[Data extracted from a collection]
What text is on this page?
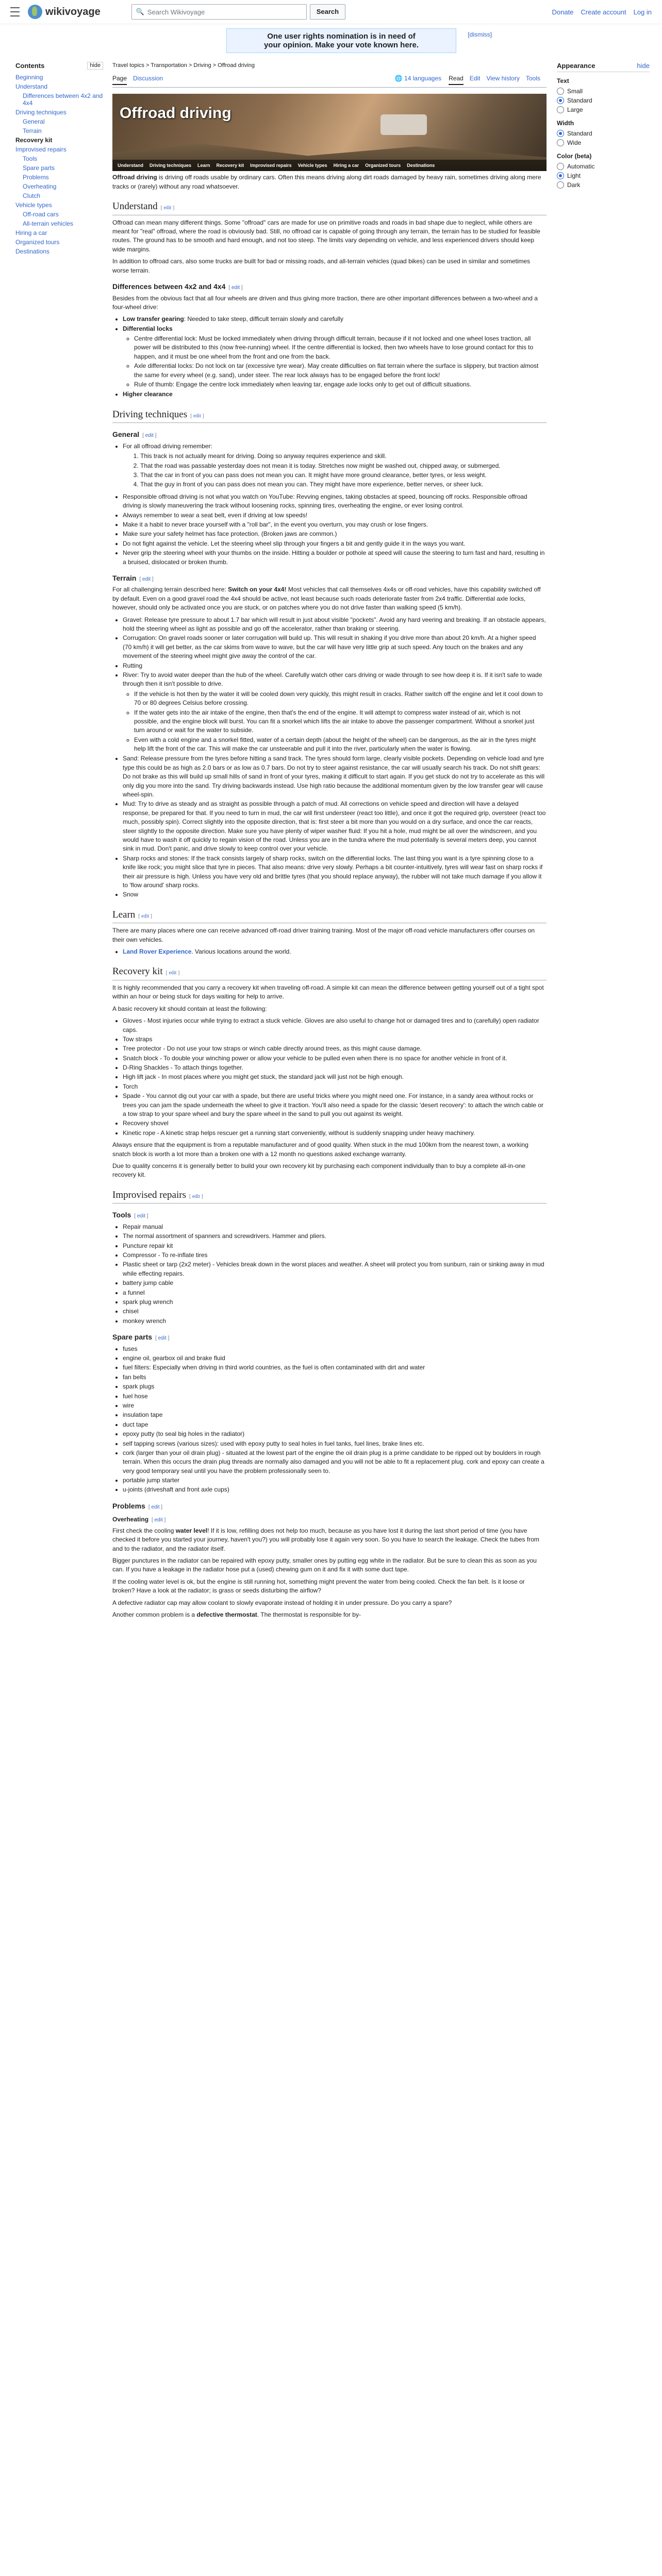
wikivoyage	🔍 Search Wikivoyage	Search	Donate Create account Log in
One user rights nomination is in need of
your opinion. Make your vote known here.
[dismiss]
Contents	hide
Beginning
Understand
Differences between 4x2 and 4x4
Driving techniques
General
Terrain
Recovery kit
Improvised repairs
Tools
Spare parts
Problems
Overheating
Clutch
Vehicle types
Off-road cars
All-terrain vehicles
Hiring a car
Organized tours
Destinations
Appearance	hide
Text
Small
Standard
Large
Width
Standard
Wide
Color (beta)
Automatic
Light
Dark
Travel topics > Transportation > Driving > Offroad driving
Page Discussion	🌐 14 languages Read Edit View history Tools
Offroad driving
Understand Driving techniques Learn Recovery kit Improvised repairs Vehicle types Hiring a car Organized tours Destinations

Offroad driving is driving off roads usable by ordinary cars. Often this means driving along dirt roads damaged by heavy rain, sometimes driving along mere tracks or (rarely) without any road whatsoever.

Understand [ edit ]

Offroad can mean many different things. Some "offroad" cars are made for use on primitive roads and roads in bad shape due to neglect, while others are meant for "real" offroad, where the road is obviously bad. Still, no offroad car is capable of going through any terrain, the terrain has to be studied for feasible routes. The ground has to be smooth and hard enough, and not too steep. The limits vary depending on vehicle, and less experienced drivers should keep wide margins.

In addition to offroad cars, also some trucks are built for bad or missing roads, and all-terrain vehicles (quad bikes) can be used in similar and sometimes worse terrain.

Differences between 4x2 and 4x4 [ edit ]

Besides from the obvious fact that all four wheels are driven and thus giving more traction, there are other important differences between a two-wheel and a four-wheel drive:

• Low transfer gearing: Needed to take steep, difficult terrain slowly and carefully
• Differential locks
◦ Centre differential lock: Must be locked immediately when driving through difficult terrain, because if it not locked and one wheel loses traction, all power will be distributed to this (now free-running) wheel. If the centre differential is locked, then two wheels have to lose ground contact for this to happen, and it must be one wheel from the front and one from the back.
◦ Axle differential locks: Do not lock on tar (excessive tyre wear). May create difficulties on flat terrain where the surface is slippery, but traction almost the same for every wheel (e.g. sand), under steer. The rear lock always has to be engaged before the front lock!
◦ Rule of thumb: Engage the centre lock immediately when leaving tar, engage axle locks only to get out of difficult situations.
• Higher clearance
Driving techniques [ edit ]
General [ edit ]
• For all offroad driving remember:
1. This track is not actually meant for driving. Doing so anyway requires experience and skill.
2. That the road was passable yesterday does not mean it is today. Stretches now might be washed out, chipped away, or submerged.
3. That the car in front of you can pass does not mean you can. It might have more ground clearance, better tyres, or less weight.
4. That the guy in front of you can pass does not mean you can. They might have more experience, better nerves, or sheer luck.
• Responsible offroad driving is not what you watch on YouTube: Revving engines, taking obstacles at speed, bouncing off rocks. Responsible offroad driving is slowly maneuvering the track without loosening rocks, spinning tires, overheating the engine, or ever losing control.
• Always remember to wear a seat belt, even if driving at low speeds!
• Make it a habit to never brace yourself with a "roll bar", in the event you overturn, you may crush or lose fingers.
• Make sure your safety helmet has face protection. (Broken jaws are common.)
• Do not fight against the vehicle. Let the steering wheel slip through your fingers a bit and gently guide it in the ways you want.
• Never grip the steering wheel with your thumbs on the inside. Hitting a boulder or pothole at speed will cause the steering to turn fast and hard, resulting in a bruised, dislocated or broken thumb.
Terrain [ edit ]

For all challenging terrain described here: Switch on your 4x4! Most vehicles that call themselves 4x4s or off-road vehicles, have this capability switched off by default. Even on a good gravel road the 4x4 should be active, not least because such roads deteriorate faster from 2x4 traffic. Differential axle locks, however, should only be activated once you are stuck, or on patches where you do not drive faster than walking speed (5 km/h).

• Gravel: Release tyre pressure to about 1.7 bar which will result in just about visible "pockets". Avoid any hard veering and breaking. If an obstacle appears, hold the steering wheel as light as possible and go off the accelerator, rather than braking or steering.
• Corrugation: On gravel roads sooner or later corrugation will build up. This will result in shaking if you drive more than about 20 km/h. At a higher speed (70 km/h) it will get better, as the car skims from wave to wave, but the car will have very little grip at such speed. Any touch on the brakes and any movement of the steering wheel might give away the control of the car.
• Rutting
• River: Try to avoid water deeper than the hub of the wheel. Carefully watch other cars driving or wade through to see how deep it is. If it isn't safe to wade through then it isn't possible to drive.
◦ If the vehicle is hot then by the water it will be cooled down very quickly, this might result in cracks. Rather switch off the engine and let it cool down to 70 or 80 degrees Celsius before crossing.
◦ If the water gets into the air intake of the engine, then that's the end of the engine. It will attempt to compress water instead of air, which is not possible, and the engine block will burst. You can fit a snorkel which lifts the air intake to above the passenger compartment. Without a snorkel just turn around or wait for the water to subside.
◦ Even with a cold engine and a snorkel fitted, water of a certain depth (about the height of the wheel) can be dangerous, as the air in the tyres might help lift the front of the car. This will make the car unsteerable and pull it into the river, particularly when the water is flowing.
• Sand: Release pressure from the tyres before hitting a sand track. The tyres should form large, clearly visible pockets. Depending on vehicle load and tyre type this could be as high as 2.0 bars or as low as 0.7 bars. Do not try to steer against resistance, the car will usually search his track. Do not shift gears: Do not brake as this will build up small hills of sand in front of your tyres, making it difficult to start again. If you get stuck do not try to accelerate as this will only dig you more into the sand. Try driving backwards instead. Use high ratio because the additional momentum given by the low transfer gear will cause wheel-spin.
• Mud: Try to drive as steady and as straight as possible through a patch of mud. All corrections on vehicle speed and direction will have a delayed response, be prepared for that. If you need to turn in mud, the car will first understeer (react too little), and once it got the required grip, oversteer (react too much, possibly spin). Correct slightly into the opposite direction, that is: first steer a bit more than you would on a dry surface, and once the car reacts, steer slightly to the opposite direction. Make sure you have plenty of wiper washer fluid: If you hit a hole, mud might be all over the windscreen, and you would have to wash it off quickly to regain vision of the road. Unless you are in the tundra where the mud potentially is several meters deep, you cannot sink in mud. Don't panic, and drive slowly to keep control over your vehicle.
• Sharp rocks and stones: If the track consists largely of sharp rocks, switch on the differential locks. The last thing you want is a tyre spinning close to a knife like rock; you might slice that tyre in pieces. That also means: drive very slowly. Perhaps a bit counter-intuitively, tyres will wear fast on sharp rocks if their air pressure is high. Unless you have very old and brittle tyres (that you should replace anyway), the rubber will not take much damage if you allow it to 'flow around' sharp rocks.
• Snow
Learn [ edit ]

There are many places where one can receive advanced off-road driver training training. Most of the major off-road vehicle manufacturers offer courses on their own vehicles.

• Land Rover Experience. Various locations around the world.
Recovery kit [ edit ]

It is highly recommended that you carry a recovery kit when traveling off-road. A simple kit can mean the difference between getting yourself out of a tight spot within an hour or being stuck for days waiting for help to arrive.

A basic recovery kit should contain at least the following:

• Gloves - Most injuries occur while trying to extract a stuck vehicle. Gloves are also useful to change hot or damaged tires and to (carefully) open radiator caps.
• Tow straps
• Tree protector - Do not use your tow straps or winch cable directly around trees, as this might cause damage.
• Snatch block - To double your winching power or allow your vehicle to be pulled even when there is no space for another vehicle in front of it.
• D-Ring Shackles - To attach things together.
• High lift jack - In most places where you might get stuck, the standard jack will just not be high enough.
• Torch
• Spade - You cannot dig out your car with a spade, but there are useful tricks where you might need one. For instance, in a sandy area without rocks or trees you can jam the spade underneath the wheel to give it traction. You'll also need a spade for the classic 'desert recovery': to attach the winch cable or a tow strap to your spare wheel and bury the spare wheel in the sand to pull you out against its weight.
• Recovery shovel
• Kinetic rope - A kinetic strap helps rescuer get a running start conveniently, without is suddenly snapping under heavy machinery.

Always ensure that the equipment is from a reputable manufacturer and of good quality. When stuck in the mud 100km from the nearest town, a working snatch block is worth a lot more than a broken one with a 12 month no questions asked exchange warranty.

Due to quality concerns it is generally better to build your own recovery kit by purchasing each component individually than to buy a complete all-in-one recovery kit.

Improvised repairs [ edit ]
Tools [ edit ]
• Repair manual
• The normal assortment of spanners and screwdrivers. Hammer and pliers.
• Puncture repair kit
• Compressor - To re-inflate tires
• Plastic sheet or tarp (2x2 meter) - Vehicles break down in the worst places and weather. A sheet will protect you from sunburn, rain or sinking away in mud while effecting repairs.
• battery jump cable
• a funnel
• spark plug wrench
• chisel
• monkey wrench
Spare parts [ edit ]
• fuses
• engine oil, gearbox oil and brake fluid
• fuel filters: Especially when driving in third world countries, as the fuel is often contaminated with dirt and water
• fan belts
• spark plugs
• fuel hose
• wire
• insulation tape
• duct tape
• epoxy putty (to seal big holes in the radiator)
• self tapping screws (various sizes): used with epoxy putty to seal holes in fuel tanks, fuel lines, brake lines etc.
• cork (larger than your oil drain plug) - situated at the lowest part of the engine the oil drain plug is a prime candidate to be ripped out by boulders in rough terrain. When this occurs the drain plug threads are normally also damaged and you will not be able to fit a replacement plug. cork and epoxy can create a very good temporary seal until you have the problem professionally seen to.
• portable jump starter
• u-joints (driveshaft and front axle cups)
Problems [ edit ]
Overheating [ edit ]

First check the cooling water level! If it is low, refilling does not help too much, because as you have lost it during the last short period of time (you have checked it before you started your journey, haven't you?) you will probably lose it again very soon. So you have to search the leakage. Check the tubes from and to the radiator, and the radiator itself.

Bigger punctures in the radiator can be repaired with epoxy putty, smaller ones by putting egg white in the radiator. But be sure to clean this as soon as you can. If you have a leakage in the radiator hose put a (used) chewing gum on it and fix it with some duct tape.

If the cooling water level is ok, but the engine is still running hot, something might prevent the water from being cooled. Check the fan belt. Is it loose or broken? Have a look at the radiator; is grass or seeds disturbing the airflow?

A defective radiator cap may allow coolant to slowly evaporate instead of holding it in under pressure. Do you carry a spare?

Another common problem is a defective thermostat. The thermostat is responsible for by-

◆ **GIVEN REQUEST**: Check each line of the records above for "Improvised", and copy those that have it.

◆ **ANSWER TO THIS EXERCISE**:
Improvised repairs
Understand Driving techniques Learn Recovery kit Improvised repairs Vehicle types Hiring a car Organized tours Destinations
Improvised repairs [ edit ]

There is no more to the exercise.